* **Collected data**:
....................

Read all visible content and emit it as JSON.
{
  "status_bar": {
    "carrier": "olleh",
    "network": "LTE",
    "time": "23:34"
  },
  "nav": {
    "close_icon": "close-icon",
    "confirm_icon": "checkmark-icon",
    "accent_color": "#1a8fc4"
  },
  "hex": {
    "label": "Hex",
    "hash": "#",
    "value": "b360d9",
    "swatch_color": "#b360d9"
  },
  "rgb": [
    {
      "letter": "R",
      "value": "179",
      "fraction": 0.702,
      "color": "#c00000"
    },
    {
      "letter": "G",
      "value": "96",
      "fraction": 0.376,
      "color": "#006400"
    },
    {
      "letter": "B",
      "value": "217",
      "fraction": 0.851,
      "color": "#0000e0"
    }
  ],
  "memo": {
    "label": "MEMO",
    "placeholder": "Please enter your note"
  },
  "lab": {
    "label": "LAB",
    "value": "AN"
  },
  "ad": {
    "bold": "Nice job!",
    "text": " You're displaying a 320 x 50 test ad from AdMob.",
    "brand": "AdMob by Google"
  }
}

....................

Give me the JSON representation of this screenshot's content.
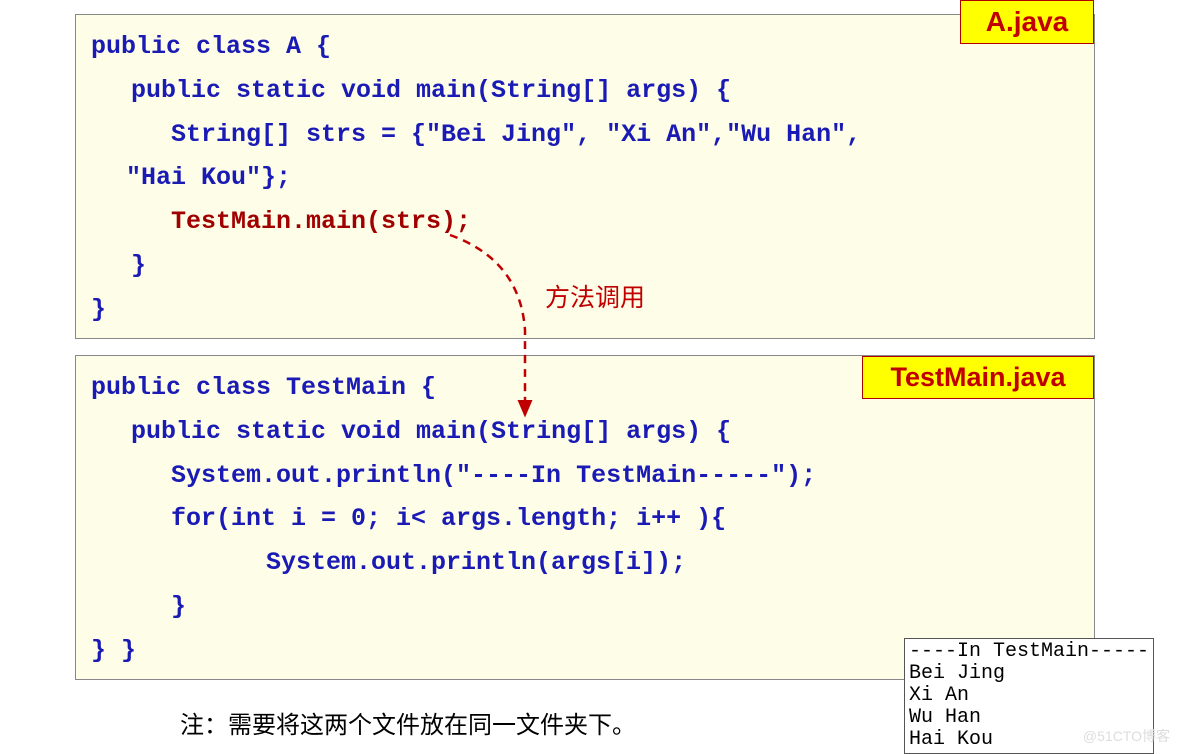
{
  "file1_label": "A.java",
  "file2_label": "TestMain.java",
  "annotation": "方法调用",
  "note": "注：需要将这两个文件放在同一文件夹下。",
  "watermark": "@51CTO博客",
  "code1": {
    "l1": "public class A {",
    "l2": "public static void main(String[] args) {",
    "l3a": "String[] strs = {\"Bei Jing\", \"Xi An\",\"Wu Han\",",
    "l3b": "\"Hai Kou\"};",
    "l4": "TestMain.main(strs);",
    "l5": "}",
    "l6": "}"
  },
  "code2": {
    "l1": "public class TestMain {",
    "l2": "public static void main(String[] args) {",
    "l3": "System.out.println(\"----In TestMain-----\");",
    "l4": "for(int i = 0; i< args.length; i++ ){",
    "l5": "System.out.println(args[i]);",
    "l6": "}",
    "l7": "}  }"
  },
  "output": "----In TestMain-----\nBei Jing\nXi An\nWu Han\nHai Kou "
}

....................

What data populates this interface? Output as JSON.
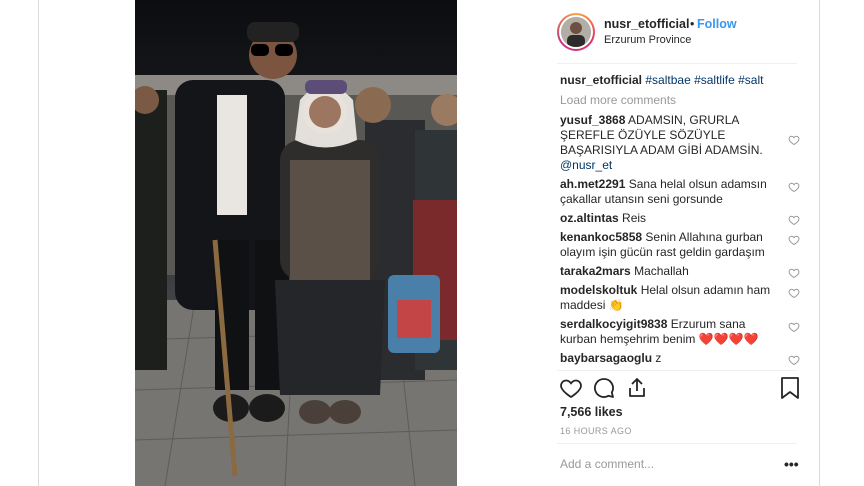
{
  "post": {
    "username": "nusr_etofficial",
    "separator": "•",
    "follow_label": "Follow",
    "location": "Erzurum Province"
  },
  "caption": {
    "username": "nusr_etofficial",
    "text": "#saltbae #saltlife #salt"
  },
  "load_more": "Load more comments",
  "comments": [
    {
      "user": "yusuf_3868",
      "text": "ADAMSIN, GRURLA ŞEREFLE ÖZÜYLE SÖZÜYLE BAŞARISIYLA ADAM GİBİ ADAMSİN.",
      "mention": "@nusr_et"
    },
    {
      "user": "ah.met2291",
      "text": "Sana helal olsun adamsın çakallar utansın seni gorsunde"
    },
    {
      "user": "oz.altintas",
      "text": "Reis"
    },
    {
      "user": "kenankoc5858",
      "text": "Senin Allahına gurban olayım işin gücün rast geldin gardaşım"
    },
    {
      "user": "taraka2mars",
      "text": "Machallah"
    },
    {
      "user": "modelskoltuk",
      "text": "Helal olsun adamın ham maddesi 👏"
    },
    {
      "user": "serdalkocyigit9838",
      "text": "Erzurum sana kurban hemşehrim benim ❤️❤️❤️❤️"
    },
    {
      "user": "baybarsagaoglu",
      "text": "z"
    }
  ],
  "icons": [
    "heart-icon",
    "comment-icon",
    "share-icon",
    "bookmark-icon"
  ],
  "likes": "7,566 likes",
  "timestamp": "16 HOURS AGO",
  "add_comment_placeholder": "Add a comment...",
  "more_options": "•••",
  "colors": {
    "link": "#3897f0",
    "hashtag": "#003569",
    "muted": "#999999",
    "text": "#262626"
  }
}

....................

* **TASK INSTRUCTIONS**: Return the lines of the records that include the string "public".

* **WRITTEN SOLUTION**:
    "l1": "public class A {",
    "l2": "public static void main(String[] args) {",
    "l1": "public class TestMain {",
    "l2": "public static void main(String[] args) {",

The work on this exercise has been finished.